**Instructions to follow:**
Give the entries back exactly, dropping each image.

>> start Records provided

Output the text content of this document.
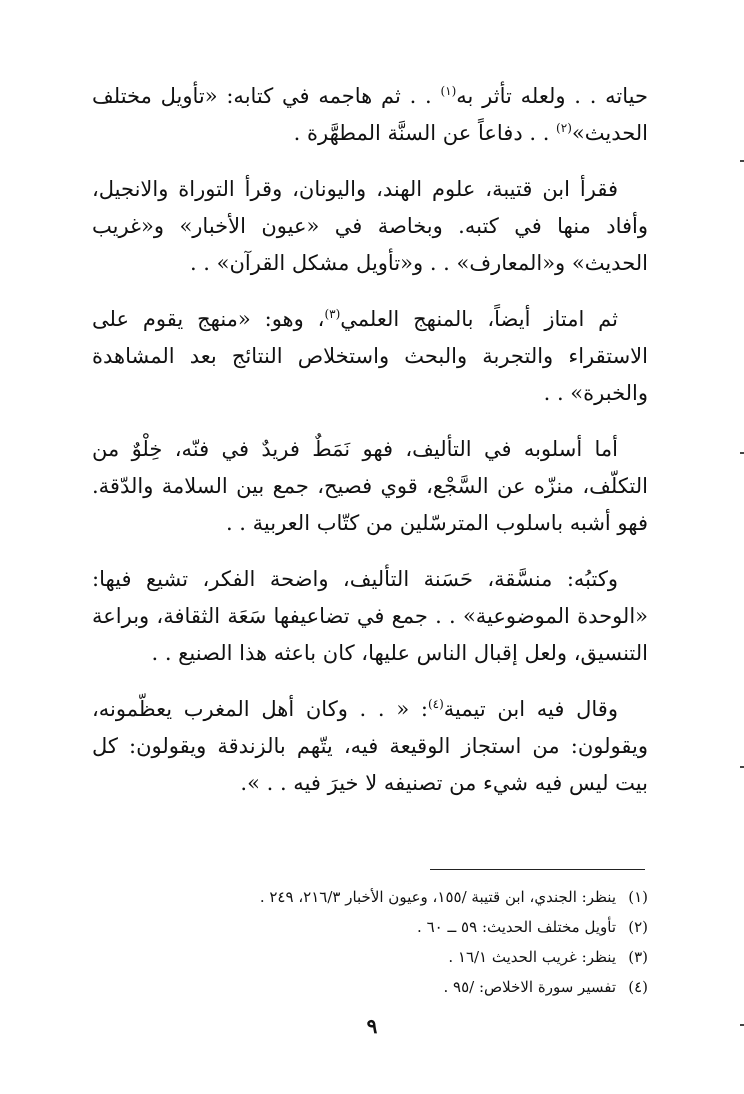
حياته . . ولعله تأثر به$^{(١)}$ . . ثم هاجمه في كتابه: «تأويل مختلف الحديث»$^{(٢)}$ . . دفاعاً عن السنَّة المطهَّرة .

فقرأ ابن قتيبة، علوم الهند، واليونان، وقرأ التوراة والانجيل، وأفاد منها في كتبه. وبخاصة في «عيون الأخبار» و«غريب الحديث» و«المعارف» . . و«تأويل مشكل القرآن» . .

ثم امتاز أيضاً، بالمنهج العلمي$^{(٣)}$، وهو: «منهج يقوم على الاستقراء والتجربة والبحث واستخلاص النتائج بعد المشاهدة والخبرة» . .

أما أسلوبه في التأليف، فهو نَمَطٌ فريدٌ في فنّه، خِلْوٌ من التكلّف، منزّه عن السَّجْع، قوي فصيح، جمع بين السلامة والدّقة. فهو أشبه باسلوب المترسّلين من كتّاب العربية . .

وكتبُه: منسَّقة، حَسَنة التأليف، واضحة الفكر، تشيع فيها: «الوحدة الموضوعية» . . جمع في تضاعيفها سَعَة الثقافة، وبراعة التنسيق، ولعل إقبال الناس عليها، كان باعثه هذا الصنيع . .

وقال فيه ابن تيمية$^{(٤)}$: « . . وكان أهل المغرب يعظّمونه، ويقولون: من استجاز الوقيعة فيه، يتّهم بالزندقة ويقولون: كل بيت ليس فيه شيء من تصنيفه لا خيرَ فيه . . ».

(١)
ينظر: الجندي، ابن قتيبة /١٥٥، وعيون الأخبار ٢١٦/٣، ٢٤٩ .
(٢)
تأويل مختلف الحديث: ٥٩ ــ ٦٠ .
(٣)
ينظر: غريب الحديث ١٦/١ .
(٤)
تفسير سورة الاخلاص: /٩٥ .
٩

>> end Records provided

**Result of the exercise:**
Output the text content of this document.
حياته . . ولعله تأثر به$^{(١)}$ . . ثم هاجمه في كتابه: «تأويل مختلف الحديث»$^{(٢)}$ . . دفاعاً عن السنَّة المطهَّرة .

فقرأ ابن قتيبة، علوم الهند، واليونان، وقرأ التوراة والانجيل، وأفاد منها في كتبه. وبخاصة في «عيون الأخبار» و«غريب الحديث» و«المعارف» . . و«تأويل مشكل القرآن» . .

ثم امتاز أيضاً، بالمنهج العلمي$^{(٣)}$، وهو: «منهج يقوم على الاستقراء والتجربة والبحث واستخلاص النتائج بعد المشاهدة والخبرة» . .

أما أسلوبه في التأليف، فهو نَمَطٌ فريدٌ في فنّه، خِلْوٌ من التكلّف، منزّه عن السَّجْع، قوي فصيح، جمع بين السلامة والدّقة. فهو أشبه باسلوب المترسّلين من كتّاب العربية . .

وكتبُه: منسَّقة، حَسَنة التأليف، واضحة الفكر، تشيع فيها: «الوحدة الموضوعية» . . جمع في تضاعيفها سَعَة الثقافة، وبراعة التنسيق، ولعل إقبال الناس عليها، كان باعثه هذا الصنيع . .

وقال فيه ابن تيمية$^{(٤)}$: « . . وكان أهل المغرب يعظّمونه، ويقولون: من استجاز الوقيعة فيه، يتّهم بالزندقة ويقولون: كل بيت ليس فيه شيء من تصنيفه لا خيرَ فيه . . ».

(١)
ينظر: الجندي، ابن قتيبة /١٥٥، وعيون الأخبار ٢١٦/٣، ٢٤٩ .
(٢)
تأويل مختلف الحديث: ٥٩ ــ ٦٠ .
(٣)
ينظر: غريب الحديث ١٦/١ .
(٤)
تفسير سورة الاخلاص: /٩٥ .
٩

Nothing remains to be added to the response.